§ **What is required**
The entries below are to be transcribed in full, without their images.

§ **Recorded information**
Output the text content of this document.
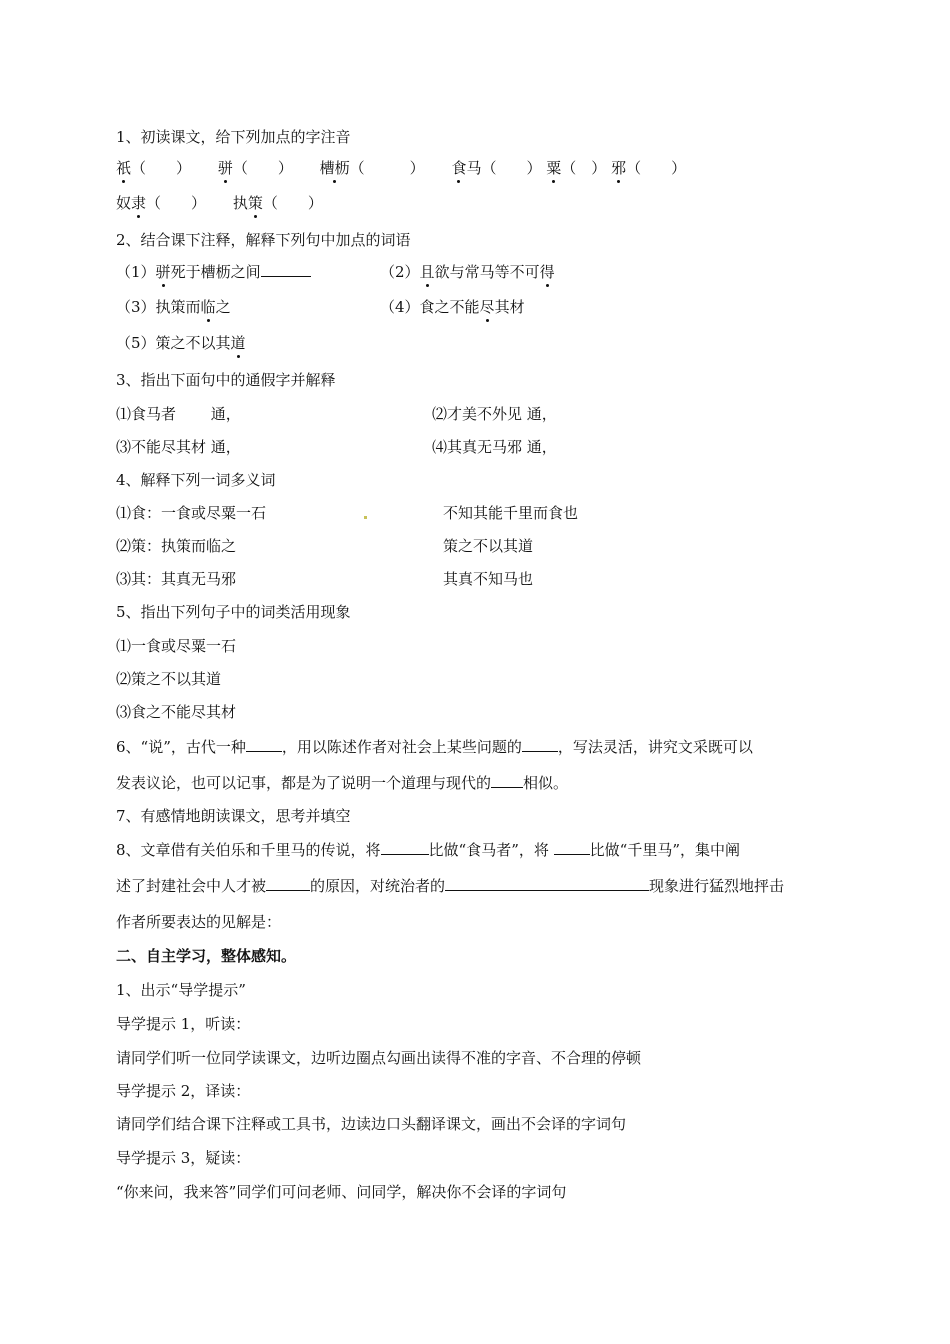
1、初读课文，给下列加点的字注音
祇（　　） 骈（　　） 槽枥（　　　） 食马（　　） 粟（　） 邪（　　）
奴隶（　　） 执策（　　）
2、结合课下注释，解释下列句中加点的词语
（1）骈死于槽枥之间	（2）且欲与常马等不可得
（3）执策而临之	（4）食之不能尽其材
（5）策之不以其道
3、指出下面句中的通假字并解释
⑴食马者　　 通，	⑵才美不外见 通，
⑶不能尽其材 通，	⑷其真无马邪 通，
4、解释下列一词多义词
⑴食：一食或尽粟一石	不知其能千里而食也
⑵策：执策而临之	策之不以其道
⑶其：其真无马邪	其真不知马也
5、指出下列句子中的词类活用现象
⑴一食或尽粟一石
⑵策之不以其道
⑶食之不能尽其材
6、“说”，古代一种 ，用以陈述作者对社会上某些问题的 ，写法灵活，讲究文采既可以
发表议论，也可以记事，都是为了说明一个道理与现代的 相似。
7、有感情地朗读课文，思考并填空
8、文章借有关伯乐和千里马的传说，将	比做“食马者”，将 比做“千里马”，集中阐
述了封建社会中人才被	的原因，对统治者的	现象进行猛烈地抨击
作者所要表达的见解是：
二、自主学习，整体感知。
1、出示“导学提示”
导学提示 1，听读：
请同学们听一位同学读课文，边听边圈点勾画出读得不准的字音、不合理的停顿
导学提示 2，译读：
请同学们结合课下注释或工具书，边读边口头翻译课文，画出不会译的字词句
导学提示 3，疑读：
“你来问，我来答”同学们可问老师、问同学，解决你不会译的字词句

§ **Answer to the exercise**
Output the text content of this document.
1、初读课文，给下列加点的字注音
祇（　　） 骈（　　） 槽枥（　　　） 食马（　　） 粟（　） 邪（　　）
奴隶（　　） 执策（　　）
2、结合课下注释，解释下列句中加点的词语
（1）骈死于槽枥之间	（2）且欲与常马等不可得
（3）执策而临之	（4）食之不能尽其材
（5）策之不以其道
3、指出下面句中的通假字并解释
⑴食马者　　 通，	⑵才美不外见 通，
⑶不能尽其材 通，	⑷其真无马邪 通，
4、解释下列一词多义词
⑴食：一食或尽粟一石	不知其能千里而食也
⑵策：执策而临之	策之不以其道
⑶其：其真无马邪	其真不知马也
5、指出下列句子中的词类活用现象
⑴一食或尽粟一石
⑵策之不以其道
⑶食之不能尽其材
6、“说”，古代一种 ，用以陈述作者对社会上某些问题的 ，写法灵活，讲究文采既可以
发表议论，也可以记事，都是为了说明一个道理与现代的 相似。
7、有感情地朗读课文，思考并填空
8、文章借有关伯乐和千里马的传说，将	比做“食马者”，将 比做“千里马”，集中阐
述了封建社会中人才被	的原因，对统治者的	现象进行猛烈地抨击
作者所要表达的见解是：
二、自主学习，整体感知。
1、出示“导学提示”
导学提示 1，听读：
请同学们听一位同学读课文，边听边圈点勾画出读得不准的字音、不合理的停顿
导学提示 2，译读：
请同学们结合课下注释或工具书，边读边口头翻译课文，画出不会译的字词句
导学提示 3，疑读：
“你来问，我来答”同学们可问老师、问同学，解决你不会译的字词句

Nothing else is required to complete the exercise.